:: Description of the task ::
Check every line for the word "toothgrowth" and give the number of lines where it occurs, nothing else.

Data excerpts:
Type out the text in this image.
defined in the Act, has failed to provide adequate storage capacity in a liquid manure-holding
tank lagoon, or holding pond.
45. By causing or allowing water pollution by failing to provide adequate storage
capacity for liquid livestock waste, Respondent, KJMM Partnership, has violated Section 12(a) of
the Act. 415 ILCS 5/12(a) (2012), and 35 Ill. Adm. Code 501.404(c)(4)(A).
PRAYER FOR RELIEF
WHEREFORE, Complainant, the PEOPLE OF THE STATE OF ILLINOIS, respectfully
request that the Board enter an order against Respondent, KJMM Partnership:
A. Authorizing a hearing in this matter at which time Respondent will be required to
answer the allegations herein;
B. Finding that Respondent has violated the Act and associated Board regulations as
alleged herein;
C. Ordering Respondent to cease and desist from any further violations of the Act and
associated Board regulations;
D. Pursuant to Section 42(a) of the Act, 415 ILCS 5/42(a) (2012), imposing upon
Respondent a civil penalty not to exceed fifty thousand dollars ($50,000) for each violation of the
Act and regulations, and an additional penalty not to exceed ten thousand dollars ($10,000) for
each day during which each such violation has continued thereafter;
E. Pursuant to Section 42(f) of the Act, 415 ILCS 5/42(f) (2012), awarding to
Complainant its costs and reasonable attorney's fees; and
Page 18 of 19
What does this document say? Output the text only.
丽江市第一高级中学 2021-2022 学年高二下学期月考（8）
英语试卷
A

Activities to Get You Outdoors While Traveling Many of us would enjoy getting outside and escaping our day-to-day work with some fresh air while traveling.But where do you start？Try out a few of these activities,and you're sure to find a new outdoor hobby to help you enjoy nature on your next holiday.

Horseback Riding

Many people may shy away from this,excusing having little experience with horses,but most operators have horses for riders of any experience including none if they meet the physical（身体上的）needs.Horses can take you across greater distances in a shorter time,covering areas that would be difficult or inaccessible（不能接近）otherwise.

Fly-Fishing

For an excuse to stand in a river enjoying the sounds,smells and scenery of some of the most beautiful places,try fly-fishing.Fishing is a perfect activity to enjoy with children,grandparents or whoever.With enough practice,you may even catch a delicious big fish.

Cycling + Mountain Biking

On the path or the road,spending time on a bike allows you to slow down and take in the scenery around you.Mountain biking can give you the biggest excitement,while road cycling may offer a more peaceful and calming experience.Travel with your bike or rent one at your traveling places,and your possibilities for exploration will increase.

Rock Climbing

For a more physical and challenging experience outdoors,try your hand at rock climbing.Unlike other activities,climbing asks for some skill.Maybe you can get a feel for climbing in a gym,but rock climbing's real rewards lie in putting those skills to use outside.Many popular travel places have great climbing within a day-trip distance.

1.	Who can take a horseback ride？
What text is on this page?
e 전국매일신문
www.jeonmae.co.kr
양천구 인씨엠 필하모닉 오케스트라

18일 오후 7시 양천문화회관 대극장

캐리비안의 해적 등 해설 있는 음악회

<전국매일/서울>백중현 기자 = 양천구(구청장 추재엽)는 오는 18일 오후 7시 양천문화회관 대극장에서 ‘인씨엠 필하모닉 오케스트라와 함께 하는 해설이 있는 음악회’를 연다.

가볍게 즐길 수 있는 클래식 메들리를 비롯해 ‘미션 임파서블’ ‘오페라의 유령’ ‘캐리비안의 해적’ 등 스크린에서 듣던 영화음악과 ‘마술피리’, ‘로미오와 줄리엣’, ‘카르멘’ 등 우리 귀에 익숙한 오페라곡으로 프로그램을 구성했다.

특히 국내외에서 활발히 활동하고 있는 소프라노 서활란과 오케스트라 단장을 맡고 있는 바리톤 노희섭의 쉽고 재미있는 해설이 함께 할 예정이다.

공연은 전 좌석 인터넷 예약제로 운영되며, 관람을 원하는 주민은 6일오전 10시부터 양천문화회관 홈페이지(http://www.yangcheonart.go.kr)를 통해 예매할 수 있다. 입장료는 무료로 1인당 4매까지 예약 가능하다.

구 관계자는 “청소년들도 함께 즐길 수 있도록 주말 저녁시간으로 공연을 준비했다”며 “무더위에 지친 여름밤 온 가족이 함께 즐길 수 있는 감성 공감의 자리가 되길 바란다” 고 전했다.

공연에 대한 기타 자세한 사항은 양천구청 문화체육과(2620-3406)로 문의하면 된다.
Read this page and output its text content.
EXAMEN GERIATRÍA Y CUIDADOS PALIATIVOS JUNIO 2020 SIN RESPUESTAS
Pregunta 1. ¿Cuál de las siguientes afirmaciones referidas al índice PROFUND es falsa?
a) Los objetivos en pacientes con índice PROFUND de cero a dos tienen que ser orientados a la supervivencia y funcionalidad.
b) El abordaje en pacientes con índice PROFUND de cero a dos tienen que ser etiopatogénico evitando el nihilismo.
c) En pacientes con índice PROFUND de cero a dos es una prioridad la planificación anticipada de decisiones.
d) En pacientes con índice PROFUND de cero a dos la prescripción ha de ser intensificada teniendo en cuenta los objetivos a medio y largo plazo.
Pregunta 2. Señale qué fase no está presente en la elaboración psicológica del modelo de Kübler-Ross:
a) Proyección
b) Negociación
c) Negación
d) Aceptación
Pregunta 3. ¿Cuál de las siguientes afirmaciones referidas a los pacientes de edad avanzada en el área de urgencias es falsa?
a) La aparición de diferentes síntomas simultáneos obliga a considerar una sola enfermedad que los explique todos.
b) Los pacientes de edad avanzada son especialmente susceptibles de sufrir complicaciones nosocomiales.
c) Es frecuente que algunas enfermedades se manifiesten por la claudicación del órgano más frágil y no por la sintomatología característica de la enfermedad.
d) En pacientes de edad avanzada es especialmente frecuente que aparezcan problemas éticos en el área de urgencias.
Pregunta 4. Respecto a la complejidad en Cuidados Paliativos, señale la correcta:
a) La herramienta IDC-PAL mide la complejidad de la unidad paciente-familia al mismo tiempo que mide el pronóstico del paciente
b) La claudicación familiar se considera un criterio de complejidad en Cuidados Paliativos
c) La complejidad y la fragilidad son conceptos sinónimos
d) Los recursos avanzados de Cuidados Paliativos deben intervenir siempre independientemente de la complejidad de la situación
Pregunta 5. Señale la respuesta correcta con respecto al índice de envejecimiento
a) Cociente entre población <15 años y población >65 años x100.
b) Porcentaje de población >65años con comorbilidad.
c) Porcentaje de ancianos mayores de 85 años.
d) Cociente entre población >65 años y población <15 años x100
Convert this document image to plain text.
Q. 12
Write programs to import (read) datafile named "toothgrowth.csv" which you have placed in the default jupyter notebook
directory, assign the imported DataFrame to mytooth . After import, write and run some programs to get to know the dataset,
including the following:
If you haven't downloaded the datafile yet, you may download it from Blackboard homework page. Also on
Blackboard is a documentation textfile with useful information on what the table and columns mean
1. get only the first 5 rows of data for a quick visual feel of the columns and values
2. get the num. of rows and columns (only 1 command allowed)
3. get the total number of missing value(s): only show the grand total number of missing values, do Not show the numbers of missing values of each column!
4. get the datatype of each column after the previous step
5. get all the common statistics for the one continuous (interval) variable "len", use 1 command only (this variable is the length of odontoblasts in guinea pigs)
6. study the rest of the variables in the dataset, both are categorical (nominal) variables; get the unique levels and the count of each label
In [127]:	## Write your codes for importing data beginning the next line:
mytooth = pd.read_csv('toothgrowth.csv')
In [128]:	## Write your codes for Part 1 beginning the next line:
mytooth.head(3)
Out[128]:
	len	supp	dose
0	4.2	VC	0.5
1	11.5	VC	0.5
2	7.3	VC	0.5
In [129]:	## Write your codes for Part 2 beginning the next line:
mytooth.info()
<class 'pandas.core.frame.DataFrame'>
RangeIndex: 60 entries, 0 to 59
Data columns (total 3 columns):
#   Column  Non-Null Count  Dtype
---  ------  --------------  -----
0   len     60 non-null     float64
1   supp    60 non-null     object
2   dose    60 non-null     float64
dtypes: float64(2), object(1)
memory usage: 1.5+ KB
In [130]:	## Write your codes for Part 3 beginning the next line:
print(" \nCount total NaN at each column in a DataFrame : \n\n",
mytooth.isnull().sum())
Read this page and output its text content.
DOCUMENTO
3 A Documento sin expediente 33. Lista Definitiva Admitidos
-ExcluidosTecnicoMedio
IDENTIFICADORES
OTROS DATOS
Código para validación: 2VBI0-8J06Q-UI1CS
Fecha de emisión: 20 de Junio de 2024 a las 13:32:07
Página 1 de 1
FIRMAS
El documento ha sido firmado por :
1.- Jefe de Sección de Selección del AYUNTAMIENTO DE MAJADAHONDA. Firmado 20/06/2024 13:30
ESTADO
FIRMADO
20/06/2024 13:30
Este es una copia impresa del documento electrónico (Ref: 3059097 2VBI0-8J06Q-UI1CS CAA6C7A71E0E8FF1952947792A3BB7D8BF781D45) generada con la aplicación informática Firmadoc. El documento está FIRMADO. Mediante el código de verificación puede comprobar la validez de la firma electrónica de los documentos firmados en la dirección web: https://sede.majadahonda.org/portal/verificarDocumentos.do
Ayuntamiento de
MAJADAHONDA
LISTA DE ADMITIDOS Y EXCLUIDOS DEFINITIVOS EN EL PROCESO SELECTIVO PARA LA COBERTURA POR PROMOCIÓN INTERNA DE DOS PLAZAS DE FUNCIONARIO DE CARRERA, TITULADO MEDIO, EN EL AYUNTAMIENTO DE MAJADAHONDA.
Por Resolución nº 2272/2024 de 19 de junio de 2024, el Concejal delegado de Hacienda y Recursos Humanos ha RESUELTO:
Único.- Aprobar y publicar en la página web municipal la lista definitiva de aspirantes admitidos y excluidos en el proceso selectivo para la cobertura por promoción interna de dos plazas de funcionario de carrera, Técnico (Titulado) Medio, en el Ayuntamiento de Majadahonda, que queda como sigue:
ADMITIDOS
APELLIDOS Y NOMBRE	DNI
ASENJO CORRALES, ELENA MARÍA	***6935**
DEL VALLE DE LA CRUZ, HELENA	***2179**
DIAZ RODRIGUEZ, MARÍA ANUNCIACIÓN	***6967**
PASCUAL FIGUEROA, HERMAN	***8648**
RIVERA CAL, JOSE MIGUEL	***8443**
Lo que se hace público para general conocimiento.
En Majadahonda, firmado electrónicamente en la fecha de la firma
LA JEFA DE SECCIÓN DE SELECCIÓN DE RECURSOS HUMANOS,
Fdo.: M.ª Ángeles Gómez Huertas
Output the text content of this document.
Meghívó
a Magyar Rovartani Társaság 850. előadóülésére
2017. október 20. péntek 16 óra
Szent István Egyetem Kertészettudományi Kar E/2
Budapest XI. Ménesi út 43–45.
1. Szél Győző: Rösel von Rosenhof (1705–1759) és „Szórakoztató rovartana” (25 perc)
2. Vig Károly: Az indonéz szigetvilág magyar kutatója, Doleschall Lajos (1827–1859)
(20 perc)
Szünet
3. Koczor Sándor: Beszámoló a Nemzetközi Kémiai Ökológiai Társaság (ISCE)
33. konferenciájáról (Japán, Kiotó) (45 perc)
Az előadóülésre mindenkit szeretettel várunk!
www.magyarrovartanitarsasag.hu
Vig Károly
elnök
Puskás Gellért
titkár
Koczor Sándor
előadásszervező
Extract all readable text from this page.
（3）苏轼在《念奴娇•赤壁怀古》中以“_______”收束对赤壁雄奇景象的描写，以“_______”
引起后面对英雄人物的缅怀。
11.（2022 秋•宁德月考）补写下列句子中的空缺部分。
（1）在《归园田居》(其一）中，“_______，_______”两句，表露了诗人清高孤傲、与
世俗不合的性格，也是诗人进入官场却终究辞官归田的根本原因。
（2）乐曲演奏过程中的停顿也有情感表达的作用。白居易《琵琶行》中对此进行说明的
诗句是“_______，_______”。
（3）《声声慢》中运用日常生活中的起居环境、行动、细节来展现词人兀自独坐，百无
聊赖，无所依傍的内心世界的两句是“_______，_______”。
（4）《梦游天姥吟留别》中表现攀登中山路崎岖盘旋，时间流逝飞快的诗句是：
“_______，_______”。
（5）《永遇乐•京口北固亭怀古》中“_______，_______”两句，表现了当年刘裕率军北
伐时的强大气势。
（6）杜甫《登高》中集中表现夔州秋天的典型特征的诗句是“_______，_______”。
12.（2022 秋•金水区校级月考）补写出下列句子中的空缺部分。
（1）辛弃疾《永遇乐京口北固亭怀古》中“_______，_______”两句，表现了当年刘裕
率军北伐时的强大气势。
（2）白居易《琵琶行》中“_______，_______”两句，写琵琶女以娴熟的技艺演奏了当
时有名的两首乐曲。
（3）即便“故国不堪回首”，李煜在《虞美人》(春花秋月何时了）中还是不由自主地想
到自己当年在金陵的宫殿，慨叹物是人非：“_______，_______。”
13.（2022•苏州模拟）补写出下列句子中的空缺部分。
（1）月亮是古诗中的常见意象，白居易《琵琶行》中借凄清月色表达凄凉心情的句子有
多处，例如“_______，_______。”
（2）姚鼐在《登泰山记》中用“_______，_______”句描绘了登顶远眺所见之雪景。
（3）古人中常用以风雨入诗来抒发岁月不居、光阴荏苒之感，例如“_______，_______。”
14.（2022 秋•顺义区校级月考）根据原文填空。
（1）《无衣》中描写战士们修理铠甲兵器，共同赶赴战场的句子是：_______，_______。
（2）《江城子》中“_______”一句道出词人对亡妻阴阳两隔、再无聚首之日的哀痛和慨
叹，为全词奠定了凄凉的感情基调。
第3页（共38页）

:: Completed task ::
2